* [What you are asked to do]: Extract each line of the data and write it out again exactly.
#### Given information ####
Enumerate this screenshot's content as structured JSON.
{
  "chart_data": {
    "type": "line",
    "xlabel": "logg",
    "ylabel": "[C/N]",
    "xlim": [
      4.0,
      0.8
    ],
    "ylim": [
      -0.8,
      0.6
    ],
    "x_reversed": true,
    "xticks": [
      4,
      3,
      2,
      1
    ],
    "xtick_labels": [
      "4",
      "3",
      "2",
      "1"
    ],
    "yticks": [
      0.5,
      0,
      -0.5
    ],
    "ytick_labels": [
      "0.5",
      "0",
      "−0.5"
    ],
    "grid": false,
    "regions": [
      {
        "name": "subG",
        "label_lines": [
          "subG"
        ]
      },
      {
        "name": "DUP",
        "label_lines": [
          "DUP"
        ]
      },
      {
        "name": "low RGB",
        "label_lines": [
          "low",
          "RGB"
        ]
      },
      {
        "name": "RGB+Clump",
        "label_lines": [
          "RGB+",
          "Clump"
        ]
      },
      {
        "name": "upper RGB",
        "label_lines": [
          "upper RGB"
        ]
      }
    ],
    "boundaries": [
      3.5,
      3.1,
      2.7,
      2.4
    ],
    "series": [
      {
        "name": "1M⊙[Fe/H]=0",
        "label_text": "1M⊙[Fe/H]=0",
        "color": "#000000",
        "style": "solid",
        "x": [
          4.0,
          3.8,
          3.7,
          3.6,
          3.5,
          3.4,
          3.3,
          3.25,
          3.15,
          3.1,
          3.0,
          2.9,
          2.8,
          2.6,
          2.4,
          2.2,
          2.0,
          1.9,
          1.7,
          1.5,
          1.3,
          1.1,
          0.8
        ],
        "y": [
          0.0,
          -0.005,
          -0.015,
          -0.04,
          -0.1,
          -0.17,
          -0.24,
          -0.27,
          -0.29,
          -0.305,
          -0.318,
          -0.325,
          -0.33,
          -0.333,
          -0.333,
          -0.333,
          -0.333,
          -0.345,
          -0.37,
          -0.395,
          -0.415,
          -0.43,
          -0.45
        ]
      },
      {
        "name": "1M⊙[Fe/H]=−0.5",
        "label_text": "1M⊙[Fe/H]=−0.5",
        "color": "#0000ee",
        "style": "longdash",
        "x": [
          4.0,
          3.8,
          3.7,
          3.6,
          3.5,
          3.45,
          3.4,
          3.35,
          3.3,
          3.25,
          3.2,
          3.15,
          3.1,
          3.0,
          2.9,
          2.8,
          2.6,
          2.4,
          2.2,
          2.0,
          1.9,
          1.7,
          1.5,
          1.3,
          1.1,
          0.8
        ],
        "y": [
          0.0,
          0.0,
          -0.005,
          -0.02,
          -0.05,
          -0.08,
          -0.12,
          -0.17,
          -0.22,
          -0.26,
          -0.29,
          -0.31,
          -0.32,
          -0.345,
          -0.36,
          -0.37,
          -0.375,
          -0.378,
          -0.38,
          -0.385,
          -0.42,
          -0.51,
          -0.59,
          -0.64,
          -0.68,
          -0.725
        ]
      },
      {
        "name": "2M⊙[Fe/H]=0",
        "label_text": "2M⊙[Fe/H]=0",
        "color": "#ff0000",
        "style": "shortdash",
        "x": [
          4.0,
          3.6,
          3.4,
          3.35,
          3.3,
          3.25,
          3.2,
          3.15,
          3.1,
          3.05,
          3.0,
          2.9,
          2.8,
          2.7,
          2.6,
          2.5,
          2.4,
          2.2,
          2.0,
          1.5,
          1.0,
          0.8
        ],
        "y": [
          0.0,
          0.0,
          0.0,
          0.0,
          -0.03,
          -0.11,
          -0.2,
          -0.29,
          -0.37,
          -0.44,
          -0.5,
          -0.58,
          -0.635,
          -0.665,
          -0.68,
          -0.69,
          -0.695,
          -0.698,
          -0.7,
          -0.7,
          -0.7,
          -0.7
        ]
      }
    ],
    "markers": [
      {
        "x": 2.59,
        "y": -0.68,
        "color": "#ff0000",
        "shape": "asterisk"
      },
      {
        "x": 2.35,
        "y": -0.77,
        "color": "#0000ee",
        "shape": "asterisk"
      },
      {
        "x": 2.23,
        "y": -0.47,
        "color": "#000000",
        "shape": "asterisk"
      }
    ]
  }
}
####
* [Complete response]:
Enumerate this screenshot's content as structured JSON.
{
  "chart_data": {
    "type": "line",
    "xlabel": "logg",
    "ylabel": "[C/N]",
    "xlim": [
      4.0,
      0.8
    ],
    "ylim": [
      -0.8,
      0.6
    ],
    "x_reversed": true,
    "xticks": [
      4,
      3,
      2,
      1
    ],
    "xtick_labels": [
      "4",
      "3",
      "2",
      "1"
    ],
    "yticks": [
      0.5,
      0,
      -0.5
    ],
    "ytick_labels": [
      "0.5",
      "0",
      "−0.5"
    ],
    "grid": false,
    "regions": [
      {
        "name": "subG",
        "label_lines": [
          "subG"
        ]
      },
      {
        "name": "DUP",
        "label_lines": [
          "DUP"
        ]
      },
      {
        "name": "low RGB",
        "label_lines": [
          "low",
          "RGB"
        ]
      },
      {
        "name": "RGB+Clump",
        "label_lines": [
          "RGB+",
          "Clump"
        ]
      },
      {
        "name": "upper RGB",
        "label_lines": [
          "upper RGB"
        ]
      }
    ],
    "boundaries": [
      3.5,
      3.1,
      2.7,
      2.4
    ],
    "series": [
      {
        "name": "1M⊙[Fe/H]=0",
        "label_text": "1M⊙[Fe/H]=0",
        "color": "#000000",
        "style": "solid",
        "x": [
          4.0,
          3.8,
          3.7,
          3.6,
          3.5,
          3.4,
          3.3,
          3.25,
          3.15,
          3.1,
          3.0,
          2.9,
          2.8,
          2.6,
          2.4,
          2.2,
          2.0,
          1.9,
          1.7,
          1.5,
          1.3,
          1.1,
          0.8
        ],
        "y": [
          0.0,
          -0.005,
          -0.015,
          -0.04,
          -0.1,
          -0.17,
          -0.24,
          -0.27,
          -0.29,
          -0.305,
          -0.318,
          -0.325,
          -0.33,
          -0.333,
          -0.333,
          -0.333,
          -0.333,
          -0.345,
          -0.37,
          -0.395,
          -0.415,
          -0.43,
          -0.45
        ]
      },
      {
        "name": "1M⊙[Fe/H]=−0.5",
        "label_text": "1M⊙[Fe/H]=−0.5",
        "color": "#0000ee",
        "style": "longdash",
        "x": [
          4.0,
          3.8,
          3.7,
          3.6,
          3.5,
          3.45,
          3.4,
          3.35,
          3.3,
          3.25,
          3.2,
          3.15,
          3.1,
          3.0,
          2.9,
          2.8,
          2.6,
          2.4,
          2.2,
          2.0,
          1.9,
          1.7,
          1.5,
          1.3,
          1.1,
          0.8
        ],
        "y": [
          0.0,
          0.0,
          -0.005,
          -0.02,
          -0.05,
          -0.08,
          -0.12,
          -0.17,
          -0.22,
          -0.26,
          -0.29,
          -0.31,
          -0.32,
          -0.345,
          -0.36,
          -0.37,
          -0.375,
          -0.378,
          -0.38,
          -0.385,
          -0.42,
          -0.51,
          -0.59,
          -0.64,
          -0.68,
          -0.725
        ]
      },
      {
        "name": "2M⊙[Fe/H]=0",
        "label_text": "2M⊙[Fe/H]=0",
        "color": "#ff0000",
        "style": "shortdash",
        "x": [
          4.0,
          3.6,
          3.4,
          3.35,
          3.3,
          3.25,
          3.2,
          3.15,
          3.1,
          3.05,
          3.0,
          2.9,
          2.8,
          2.7,
          2.6,
          2.5,
          2.4,
          2.2,
          2.0,
          1.5,
          1.0,
          0.8
        ],
        "y": [
          0.0,
          0.0,
          0.0,
          0.0,
          -0.03,
          -0.11,
          -0.2,
          -0.29,
          -0.37,
          -0.44,
          -0.5,
          -0.58,
          -0.635,
          -0.665,
          -0.68,
          -0.69,
          -0.695,
          -0.698,
          -0.7,
          -0.7,
          -0.7,
          -0.7
        ]
      }
    ],
    "markers": [
      {
        "x": 2.59,
        "y": -0.68,
        "color": "#ff0000",
        "shape": "asterisk"
      },
      {
        "x": 2.35,
        "y": -0.77,
        "color": "#0000ee",
        "shape": "asterisk"
      },
      {
        "x": 2.23,
        "y": -0.47,
        "color": "#000000",
        "shape": "asterisk"
      }
    ]
  }
}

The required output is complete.